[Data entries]
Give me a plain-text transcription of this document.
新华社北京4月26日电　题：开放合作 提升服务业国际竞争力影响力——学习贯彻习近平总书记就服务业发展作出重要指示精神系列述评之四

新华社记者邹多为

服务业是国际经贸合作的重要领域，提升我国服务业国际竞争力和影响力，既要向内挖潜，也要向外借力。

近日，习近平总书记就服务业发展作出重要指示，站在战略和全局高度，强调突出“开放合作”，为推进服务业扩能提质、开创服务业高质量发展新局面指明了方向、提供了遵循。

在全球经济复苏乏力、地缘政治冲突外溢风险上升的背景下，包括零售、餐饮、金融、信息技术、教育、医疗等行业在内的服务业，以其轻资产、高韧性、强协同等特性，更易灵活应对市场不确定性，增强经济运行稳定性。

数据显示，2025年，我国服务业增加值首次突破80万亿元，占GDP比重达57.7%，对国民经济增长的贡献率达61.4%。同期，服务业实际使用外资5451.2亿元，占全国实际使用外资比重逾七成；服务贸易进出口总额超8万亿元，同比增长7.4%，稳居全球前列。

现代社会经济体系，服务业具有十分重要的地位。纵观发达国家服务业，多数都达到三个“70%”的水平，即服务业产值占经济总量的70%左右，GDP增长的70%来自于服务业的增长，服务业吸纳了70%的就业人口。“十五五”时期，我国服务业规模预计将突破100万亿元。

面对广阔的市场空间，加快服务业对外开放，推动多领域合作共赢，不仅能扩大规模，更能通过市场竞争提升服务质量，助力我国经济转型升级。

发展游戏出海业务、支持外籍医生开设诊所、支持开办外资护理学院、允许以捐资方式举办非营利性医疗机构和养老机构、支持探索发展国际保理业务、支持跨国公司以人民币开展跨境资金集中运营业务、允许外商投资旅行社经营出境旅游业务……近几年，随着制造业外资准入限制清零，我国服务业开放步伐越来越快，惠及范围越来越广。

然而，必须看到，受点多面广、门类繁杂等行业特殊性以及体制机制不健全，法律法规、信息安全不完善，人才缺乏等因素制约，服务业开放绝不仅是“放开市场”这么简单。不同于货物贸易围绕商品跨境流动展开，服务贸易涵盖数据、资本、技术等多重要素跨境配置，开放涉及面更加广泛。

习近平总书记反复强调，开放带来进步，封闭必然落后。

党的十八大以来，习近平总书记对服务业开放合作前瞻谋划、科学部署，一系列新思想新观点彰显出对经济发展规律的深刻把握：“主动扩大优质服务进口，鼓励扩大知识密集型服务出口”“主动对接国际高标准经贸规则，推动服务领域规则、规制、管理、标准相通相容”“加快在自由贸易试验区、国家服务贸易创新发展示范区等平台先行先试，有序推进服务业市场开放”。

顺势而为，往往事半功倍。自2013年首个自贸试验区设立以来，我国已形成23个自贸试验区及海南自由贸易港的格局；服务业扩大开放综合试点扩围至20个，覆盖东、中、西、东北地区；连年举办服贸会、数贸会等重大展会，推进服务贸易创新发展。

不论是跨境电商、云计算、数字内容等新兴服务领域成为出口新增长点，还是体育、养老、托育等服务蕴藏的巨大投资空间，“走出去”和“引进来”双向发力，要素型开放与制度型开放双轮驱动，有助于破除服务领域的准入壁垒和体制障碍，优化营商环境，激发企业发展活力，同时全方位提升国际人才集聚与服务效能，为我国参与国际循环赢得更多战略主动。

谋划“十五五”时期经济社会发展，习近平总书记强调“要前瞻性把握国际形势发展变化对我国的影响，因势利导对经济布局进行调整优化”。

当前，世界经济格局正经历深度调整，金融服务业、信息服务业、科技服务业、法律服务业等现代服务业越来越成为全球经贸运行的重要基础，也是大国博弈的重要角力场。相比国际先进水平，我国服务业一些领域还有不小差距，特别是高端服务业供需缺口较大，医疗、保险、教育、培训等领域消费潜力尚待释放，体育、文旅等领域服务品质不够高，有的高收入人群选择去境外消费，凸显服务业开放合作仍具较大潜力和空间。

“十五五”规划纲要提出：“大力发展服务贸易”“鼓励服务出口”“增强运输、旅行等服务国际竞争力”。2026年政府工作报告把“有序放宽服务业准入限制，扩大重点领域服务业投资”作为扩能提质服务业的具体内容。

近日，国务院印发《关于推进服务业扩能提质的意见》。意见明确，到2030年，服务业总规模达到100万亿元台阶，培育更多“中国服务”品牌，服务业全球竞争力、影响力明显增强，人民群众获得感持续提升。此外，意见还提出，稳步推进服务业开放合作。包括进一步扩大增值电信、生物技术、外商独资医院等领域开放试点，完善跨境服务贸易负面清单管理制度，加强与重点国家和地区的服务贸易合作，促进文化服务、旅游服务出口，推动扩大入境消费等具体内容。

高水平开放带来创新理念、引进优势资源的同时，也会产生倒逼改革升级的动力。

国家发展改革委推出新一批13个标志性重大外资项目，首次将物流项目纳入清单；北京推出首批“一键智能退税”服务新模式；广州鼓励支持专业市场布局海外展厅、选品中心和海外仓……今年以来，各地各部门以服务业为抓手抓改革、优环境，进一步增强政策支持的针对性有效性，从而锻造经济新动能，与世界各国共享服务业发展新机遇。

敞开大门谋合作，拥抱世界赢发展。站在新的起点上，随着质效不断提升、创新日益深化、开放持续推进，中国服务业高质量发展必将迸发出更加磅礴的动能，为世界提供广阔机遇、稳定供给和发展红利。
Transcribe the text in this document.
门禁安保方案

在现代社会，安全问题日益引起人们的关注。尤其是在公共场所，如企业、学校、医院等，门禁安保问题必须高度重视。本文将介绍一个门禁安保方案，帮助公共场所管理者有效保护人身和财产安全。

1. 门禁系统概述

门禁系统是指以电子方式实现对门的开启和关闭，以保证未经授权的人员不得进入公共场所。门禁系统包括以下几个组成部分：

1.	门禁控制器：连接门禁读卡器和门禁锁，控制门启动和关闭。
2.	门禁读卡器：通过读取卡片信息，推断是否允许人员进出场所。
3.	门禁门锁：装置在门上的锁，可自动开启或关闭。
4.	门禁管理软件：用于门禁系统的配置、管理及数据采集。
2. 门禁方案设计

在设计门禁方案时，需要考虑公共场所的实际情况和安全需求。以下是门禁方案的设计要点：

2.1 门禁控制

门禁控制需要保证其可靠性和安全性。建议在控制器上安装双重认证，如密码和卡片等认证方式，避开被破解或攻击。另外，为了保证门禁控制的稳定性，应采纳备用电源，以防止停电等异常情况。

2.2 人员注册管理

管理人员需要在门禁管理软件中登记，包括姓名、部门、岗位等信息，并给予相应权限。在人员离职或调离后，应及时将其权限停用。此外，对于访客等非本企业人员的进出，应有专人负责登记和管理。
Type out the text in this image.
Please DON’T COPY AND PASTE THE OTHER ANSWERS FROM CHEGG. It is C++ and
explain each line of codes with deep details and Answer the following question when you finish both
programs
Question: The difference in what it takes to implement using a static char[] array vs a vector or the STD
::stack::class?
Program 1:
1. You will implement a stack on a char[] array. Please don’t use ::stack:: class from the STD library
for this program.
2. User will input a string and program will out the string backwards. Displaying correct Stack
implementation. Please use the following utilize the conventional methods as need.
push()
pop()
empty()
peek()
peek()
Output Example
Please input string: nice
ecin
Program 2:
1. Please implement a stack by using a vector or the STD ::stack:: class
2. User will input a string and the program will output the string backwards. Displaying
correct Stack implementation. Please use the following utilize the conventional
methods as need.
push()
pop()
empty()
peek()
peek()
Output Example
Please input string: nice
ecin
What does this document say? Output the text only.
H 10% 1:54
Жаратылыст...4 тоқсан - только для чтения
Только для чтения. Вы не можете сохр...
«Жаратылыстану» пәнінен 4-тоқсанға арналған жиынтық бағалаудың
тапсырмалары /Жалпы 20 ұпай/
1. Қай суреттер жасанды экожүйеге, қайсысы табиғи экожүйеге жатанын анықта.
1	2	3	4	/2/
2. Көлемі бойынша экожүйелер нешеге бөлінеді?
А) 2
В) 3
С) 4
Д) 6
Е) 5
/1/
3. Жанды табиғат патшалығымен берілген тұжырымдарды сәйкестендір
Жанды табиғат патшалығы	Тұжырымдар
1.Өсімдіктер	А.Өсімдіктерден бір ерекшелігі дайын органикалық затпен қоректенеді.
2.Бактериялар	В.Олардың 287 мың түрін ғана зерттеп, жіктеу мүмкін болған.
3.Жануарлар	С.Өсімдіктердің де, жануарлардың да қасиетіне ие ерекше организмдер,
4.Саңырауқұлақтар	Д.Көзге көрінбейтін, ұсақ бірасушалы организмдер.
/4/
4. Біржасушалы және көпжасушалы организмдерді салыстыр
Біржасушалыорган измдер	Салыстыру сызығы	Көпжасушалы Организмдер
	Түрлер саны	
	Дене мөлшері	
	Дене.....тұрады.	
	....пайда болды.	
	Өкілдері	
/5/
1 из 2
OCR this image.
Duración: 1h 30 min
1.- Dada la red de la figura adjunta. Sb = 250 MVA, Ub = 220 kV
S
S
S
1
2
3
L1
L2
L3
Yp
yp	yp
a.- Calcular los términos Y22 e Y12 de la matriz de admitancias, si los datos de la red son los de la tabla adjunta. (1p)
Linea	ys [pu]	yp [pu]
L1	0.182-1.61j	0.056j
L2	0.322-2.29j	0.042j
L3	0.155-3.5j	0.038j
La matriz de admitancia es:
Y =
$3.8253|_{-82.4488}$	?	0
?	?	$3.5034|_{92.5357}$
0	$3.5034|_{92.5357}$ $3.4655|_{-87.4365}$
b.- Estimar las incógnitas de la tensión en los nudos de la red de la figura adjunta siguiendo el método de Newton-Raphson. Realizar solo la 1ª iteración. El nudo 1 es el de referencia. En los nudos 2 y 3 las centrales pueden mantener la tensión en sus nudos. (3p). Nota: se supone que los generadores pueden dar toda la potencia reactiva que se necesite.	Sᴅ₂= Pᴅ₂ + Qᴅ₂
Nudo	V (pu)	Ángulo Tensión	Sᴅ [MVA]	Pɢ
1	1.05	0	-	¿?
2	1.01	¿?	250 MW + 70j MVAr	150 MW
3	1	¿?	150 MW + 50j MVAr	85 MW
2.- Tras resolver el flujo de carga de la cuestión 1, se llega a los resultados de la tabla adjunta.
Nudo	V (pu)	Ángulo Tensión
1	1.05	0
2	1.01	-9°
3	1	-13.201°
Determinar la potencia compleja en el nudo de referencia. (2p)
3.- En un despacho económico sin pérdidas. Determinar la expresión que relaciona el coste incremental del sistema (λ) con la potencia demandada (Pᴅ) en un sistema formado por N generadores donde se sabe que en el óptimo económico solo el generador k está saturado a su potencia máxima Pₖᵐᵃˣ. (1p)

◆ TASK GOAL ◆
Wherever a line in the data above holds "string", copy that line.

◆ RESULT OF THIS EXERCISE ◆
2. User will input a string and program will out the string backwards. Displaying correct Stack
Please input string: nice
2. User will input a string and the program will output the string backwards. Displaying
Please input string: nice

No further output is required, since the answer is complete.